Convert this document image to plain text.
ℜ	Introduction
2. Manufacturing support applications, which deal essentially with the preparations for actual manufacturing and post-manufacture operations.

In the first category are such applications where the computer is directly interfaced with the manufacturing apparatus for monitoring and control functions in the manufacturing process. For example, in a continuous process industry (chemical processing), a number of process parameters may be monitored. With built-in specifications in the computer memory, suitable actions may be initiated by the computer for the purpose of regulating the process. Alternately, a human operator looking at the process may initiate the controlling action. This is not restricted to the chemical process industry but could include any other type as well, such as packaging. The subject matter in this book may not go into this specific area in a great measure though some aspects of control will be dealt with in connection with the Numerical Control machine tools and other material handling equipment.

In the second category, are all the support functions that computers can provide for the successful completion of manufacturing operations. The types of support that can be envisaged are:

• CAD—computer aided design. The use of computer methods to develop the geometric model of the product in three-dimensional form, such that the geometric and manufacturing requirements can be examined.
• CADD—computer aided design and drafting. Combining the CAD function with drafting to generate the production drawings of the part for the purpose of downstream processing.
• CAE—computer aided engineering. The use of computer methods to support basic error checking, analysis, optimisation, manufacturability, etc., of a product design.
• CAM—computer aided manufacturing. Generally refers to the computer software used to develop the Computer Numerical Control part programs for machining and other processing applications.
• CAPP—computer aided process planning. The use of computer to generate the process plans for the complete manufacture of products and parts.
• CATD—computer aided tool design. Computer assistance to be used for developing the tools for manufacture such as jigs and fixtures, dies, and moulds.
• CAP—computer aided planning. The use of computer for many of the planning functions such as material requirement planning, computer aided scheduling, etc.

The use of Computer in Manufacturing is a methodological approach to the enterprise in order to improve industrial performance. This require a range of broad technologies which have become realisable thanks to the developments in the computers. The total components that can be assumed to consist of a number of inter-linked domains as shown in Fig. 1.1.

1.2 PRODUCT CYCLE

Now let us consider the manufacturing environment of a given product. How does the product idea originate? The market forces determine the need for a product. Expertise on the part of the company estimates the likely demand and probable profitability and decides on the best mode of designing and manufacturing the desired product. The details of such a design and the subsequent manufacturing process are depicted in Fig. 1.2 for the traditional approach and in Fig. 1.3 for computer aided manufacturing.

- - - - - - -

* **THE PROBLEM**: Using the records above, select and copy every line that has the word "planning".

* **ANSWER FOR THE TASK**:
• CAPP—computer aided process planning. The use of computer to generate the process plans for the complete manufacture of products and parts.
• CAP—computer aided planning. The use of computer for many of the planning functions such as material requirement planning, computer aided scheduling, etc.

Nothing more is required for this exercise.